- [Supplied passage]
——————————
Gene and Genome Editing with CRISPR/Cas Systems for Fruit and Vegetable Improvement

Ever since the advent of agriculture, breeding new varieties has relied upon crosses between individuals from a single species, and since the early twentieth century with relatives or via mutagenesis. Two major problems have been found time and again. First, combining genomes to improve a character often times causes decreases in other traits as a result of genetic linkage. The second is that natural variation does not always comprise all the possibilities a genome may have in terms of allelic combinations suitable for further improving a set of characters. In the last twenty years a number of technologies have been developed allowing the perturbation of a single gene. Development of genome editing technologies includes zinc finger nucleases (ZFNs), transcription activator-like effector nucleases (TALENs) and Clustered Regularly Interspaced Palindromic Repeats (CRISPR). Here we review current methodologies regarding to the use of gRNA targeted gene and genome editing strategies by various CRISPR/Cas9 systems in agriculture. The molecular mechanism of DNA modification by CRISPR/Cas relies on guide RNA molecules comprising 20–25 DNA bases homologous to the target locus. This has opened the possibility of tackling single loci or multiple paralogs in a gene family. Importantly, complex genomes with polyploid structures such as wheat or camelina have been successfully engineered with single guides. This opens a new window of opportunities to engineer gene families, pathways and complex genomes that was unfeasible before the advent of CRISPR/Cas.
——————————
Stored data entries:
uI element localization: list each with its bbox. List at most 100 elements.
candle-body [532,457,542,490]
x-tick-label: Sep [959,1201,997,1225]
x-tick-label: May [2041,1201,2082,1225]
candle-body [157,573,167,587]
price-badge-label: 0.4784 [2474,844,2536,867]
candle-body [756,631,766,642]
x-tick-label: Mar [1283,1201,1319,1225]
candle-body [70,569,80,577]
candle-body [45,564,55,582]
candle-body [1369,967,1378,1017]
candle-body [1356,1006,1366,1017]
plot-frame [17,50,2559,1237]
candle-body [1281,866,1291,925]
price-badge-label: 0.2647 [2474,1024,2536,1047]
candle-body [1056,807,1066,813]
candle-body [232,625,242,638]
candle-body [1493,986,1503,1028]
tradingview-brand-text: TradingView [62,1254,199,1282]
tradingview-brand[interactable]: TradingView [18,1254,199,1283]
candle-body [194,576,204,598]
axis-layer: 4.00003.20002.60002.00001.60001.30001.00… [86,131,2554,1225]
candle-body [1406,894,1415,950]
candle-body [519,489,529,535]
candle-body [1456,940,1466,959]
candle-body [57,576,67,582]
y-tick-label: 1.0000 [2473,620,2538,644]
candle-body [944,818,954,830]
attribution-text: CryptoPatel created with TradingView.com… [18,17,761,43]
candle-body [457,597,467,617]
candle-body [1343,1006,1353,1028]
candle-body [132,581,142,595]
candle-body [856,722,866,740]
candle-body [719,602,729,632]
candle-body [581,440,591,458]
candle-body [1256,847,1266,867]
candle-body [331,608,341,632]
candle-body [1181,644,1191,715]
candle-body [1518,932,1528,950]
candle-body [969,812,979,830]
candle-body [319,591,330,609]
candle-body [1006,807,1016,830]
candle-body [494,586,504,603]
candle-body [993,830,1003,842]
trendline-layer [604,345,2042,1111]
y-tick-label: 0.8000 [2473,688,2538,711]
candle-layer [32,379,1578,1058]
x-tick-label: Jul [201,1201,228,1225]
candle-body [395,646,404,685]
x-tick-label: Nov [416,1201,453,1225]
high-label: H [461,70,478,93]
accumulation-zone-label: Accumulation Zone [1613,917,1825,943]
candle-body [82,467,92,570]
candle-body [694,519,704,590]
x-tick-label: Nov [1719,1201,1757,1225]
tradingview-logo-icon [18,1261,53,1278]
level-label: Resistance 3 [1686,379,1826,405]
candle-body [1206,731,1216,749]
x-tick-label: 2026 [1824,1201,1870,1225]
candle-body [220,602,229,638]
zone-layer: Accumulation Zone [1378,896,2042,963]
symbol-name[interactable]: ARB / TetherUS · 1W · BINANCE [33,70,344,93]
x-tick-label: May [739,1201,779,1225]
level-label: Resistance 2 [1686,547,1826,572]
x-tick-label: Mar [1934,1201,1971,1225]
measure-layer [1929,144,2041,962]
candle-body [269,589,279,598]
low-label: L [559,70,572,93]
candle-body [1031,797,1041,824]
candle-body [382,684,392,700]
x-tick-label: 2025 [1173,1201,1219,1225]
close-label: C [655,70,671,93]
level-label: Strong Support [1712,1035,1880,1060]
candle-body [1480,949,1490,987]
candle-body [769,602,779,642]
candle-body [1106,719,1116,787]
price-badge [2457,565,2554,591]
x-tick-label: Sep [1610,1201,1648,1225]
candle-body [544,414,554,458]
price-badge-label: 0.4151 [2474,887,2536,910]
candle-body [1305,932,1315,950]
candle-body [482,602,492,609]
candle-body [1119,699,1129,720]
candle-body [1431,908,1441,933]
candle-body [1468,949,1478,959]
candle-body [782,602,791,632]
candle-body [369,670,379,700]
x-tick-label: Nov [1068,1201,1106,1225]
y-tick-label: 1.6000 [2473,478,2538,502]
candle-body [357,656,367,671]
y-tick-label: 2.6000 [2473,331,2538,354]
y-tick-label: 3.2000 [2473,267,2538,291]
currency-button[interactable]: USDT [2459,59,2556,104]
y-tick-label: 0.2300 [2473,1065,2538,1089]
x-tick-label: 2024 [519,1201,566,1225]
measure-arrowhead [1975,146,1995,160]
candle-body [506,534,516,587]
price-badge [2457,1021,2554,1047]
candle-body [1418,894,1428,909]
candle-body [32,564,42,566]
——————————
- [Activity]
According to the passage on CRISPR/Cas editing for fruit and vegetable improvement, why does combining genomes to improve one character often reduce other traits? Answer from the text alone, without drawing on the items.

- [Exercise result]
It happens because of genetic linkage. When genomes are combined to improve a character, linkage often brings decreases in other traits along with it.